Set exercise → Only lines holding the string "results" are wanted; copy each one from the material.

Records contained in a dataset →
◇ ◇ ◇ ◇ ◇
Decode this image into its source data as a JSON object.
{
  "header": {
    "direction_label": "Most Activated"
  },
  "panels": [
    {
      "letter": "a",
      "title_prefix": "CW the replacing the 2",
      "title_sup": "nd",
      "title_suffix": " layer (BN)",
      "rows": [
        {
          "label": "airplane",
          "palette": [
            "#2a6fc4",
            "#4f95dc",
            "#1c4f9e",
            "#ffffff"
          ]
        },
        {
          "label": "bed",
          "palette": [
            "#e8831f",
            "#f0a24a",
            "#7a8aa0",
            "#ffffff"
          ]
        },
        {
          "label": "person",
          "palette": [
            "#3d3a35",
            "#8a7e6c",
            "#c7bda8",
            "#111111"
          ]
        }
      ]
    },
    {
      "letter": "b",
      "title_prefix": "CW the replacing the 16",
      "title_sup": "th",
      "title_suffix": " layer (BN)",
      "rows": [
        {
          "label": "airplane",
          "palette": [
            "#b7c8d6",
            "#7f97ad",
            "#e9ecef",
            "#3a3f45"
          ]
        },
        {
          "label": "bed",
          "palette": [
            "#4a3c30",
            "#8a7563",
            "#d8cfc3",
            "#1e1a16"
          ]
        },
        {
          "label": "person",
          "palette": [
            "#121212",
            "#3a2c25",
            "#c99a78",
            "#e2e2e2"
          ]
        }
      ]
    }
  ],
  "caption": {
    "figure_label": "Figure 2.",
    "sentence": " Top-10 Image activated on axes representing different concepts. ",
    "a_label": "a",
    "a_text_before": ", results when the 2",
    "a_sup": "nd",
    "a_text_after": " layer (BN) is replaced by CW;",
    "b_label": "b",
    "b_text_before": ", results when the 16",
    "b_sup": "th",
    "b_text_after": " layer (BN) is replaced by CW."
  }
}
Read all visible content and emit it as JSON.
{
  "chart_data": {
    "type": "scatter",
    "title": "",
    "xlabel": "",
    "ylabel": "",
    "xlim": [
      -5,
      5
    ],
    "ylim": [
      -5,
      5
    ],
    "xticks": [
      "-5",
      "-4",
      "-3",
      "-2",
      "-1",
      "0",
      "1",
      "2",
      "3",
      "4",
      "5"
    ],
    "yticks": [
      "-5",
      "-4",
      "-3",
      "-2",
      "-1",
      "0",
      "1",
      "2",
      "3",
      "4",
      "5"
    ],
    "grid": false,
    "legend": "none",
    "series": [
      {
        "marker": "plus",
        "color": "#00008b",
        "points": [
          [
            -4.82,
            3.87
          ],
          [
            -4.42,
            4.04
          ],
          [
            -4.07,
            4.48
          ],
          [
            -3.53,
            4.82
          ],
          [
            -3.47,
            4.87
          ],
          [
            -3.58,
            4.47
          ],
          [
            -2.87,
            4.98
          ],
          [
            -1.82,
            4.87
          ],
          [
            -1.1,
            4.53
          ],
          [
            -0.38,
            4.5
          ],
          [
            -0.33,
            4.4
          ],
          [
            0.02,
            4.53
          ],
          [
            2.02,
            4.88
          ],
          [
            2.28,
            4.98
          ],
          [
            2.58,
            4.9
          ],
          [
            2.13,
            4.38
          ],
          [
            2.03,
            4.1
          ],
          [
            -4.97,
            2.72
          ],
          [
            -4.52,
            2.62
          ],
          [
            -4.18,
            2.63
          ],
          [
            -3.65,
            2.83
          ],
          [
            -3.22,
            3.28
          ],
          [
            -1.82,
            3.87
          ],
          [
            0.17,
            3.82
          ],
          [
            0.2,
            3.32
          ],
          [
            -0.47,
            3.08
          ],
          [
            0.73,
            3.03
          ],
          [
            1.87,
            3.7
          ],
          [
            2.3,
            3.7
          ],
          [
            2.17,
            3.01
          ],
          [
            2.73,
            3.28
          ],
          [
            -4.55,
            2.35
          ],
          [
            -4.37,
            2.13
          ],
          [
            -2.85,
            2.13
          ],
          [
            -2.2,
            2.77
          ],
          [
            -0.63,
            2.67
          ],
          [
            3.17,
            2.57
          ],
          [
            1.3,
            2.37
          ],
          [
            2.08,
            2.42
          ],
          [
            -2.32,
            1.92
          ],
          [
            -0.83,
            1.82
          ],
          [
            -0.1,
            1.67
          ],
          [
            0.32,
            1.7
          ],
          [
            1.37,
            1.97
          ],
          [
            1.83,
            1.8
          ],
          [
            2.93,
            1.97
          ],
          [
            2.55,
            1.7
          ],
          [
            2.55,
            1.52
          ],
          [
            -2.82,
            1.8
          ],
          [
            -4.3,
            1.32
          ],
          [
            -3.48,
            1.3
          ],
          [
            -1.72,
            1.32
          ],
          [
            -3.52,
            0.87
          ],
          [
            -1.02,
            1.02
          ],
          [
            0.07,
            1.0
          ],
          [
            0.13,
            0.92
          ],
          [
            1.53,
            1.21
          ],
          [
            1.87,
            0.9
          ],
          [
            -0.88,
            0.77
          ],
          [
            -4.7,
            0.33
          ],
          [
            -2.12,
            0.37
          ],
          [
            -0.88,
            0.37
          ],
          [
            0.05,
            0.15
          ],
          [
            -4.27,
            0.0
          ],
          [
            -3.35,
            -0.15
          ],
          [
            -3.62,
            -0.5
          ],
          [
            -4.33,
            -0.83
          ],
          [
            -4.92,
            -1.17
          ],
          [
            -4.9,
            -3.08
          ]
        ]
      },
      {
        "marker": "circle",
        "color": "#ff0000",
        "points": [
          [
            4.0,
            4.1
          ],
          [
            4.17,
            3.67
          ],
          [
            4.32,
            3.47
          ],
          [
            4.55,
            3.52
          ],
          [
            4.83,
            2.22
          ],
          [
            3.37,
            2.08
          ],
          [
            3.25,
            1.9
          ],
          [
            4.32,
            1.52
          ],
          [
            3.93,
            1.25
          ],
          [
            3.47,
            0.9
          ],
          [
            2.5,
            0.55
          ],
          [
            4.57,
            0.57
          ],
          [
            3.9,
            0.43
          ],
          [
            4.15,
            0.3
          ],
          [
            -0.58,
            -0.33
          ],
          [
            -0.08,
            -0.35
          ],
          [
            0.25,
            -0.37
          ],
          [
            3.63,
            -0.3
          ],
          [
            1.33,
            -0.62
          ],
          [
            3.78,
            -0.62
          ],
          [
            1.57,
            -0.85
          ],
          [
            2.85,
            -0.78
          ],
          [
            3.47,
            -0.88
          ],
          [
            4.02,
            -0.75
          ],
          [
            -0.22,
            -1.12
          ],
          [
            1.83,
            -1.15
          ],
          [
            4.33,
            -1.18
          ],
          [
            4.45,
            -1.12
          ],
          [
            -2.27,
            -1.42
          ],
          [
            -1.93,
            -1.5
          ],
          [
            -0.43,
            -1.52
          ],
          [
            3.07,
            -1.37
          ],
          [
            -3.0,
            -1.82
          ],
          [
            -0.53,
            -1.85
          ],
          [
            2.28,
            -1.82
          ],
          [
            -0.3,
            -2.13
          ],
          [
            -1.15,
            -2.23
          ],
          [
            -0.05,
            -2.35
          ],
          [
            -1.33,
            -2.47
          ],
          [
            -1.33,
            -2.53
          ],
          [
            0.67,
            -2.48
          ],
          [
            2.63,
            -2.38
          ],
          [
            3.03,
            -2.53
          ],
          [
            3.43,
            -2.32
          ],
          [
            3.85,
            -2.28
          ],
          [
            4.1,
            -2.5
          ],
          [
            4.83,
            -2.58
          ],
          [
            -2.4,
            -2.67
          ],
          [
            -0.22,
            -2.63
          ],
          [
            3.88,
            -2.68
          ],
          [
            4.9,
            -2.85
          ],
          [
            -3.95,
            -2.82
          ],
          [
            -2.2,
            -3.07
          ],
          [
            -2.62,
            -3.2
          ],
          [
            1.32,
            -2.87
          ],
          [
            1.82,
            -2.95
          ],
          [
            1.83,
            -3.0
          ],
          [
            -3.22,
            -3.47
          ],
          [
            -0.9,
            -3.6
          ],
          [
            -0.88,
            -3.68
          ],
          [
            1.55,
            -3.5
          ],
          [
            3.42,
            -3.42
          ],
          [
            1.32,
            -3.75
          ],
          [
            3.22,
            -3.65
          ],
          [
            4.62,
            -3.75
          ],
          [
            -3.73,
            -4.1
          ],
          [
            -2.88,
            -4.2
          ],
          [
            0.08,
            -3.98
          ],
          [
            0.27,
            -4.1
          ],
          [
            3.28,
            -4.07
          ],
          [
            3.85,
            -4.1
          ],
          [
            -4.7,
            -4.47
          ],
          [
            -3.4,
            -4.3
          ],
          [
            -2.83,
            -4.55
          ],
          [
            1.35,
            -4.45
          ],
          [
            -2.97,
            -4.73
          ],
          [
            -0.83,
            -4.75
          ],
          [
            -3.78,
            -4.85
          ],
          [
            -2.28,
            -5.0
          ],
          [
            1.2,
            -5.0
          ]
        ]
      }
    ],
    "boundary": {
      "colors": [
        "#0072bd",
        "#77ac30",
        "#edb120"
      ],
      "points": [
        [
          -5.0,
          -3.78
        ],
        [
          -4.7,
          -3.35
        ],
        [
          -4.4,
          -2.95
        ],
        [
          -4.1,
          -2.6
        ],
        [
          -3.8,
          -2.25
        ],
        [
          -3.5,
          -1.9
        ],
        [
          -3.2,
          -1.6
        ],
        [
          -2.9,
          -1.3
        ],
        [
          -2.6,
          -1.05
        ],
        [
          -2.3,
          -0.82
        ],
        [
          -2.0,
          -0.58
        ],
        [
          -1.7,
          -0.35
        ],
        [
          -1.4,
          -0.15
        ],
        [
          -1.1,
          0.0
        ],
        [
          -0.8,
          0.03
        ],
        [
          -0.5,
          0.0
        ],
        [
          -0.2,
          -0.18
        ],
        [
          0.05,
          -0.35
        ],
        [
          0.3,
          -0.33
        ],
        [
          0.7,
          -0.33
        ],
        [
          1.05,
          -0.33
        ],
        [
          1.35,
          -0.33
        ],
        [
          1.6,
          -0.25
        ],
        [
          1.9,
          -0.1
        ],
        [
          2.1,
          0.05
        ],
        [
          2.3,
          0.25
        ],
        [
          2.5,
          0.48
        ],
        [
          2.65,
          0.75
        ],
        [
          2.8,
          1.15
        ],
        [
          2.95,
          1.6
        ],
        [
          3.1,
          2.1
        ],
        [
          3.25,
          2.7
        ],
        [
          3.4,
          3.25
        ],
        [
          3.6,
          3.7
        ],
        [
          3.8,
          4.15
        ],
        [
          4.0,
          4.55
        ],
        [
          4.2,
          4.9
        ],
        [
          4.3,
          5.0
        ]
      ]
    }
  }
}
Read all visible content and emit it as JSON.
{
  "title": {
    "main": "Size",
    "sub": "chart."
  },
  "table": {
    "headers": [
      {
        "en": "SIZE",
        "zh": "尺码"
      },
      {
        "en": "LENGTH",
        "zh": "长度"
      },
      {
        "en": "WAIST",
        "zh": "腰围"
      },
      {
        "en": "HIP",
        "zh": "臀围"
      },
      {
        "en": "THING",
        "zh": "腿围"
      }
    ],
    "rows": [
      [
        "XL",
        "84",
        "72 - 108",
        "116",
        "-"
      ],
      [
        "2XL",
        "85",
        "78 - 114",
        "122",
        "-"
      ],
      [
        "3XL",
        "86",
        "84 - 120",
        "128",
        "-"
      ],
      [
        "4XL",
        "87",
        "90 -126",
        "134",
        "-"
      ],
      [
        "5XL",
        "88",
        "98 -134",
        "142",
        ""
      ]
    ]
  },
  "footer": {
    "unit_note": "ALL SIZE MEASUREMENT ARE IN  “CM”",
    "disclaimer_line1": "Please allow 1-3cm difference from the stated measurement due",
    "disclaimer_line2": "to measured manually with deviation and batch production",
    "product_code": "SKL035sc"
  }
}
◇ ◇ ◇ ◇ ◇
Expected answer →
    "a_text_before": ", results when the 2",
    "b_text_before": ", results when the 16",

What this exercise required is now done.